GOAL:
Find the word "labels" in the records below. List each line containing it.

(Records from a collection of figures)
◆ ◆ ◆ ◆

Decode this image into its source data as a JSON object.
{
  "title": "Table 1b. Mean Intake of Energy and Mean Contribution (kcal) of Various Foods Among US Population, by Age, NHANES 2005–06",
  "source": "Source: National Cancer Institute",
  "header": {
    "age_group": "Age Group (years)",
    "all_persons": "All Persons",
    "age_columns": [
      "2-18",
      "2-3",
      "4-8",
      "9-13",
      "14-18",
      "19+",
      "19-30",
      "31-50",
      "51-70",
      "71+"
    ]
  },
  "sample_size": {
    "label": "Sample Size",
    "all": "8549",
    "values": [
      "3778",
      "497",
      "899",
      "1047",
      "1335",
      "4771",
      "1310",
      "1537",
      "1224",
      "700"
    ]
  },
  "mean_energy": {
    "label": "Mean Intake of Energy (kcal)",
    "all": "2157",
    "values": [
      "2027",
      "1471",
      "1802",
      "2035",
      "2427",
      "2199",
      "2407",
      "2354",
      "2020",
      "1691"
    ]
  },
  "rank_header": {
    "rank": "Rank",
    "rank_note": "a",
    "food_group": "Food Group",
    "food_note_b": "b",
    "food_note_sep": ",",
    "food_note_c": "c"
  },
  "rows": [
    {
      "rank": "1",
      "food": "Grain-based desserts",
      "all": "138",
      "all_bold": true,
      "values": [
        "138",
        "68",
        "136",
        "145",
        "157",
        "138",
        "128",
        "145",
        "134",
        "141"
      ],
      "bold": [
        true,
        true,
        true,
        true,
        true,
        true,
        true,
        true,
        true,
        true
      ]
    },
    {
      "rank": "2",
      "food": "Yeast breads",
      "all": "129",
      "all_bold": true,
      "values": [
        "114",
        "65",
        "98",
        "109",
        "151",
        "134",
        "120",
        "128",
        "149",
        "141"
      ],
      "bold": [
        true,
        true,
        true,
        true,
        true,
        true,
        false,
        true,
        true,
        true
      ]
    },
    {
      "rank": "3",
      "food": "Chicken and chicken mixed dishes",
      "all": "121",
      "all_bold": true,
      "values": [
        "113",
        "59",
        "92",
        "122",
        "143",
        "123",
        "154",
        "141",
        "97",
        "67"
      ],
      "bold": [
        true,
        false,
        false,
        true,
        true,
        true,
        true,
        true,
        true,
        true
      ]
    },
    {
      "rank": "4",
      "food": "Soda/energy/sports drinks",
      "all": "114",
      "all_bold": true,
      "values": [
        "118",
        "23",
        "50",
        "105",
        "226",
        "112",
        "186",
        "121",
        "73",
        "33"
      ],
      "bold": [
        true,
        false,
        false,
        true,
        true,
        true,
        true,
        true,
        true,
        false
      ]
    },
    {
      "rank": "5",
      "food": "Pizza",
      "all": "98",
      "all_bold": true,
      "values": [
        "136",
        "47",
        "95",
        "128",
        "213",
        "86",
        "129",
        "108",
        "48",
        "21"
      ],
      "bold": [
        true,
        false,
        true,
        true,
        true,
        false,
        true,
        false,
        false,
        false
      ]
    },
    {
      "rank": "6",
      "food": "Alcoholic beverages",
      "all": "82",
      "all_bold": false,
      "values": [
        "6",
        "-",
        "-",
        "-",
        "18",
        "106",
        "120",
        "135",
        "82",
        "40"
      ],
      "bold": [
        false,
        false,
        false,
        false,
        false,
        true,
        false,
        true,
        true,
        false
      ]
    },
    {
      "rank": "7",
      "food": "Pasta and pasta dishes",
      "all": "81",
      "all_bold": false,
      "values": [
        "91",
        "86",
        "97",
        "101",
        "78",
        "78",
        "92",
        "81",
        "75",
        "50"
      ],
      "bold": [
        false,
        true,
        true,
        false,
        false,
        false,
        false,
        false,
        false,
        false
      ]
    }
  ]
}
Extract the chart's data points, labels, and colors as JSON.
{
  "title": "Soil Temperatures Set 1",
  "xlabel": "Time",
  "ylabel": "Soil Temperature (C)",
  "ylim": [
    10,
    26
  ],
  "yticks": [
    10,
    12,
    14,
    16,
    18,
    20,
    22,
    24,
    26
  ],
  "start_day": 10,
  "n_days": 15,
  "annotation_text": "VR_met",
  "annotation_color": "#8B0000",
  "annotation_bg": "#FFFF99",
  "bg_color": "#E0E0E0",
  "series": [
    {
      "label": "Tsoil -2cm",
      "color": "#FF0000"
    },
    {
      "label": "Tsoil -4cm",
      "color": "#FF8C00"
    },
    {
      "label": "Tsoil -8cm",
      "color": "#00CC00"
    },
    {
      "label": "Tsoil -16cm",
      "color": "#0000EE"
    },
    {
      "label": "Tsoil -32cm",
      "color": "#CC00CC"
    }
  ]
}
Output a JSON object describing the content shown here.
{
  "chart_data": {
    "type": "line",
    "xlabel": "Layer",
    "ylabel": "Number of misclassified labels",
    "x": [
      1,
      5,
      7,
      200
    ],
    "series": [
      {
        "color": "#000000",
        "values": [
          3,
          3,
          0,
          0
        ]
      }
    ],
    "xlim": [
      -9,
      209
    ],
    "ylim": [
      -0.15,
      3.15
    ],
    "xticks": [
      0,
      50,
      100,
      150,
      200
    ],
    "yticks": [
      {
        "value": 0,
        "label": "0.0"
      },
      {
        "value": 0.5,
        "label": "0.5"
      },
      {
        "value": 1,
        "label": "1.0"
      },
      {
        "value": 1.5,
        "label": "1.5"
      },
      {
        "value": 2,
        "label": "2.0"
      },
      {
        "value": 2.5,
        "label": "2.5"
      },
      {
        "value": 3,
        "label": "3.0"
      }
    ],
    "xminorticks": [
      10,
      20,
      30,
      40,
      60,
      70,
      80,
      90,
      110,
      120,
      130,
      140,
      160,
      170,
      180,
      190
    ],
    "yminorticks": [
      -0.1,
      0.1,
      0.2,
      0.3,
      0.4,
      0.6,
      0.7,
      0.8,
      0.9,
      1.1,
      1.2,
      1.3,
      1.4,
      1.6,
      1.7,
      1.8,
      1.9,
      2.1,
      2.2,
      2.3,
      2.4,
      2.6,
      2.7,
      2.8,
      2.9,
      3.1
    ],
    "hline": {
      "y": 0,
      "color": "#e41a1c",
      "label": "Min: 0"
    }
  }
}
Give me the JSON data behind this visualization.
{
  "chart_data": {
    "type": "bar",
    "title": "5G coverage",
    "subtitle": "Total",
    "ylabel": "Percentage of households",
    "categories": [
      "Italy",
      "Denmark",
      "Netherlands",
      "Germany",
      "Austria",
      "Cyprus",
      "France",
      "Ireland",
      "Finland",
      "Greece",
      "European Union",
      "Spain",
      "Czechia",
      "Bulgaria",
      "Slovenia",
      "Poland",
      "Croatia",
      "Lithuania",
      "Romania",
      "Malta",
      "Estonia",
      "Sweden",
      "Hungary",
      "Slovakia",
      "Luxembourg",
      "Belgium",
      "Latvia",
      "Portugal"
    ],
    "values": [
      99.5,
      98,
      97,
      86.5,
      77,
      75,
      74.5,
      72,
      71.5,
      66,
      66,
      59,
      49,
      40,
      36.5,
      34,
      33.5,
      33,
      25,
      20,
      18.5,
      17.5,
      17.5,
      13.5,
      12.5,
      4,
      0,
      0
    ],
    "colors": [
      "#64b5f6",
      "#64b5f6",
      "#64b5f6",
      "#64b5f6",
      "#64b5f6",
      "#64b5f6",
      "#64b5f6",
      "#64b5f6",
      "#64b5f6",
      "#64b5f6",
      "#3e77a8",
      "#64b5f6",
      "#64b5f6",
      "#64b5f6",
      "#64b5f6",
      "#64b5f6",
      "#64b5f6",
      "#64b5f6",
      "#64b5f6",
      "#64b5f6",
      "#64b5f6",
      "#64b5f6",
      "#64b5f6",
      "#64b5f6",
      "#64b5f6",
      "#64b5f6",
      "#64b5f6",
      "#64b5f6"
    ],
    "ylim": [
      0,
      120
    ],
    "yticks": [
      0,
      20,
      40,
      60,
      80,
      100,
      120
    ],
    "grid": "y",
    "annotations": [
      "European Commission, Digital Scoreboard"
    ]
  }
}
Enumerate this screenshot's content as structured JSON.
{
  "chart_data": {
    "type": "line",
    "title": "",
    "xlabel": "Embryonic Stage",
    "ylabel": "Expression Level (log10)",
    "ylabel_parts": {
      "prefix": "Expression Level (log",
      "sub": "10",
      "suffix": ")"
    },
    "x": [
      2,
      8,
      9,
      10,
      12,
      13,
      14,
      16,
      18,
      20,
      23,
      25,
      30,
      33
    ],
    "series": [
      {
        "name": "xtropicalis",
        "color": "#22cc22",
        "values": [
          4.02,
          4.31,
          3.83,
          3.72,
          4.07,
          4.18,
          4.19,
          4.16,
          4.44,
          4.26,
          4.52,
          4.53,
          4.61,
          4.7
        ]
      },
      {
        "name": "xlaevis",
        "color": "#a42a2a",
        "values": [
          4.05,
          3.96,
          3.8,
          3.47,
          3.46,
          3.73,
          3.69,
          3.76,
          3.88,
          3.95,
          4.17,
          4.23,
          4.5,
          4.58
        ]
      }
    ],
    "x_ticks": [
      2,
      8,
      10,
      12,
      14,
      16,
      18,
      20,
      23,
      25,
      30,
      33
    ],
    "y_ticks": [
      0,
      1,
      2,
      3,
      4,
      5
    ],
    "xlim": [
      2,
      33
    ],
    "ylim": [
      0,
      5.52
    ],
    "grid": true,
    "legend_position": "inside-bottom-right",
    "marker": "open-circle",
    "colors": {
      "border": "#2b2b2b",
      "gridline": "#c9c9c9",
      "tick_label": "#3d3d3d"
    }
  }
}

◆ ◆ ◆ ◆

EXERCISE RESULT:
Extract the chart's data points, labels, and colors as JSON.
    "ylabel": "Number of misclassified labels",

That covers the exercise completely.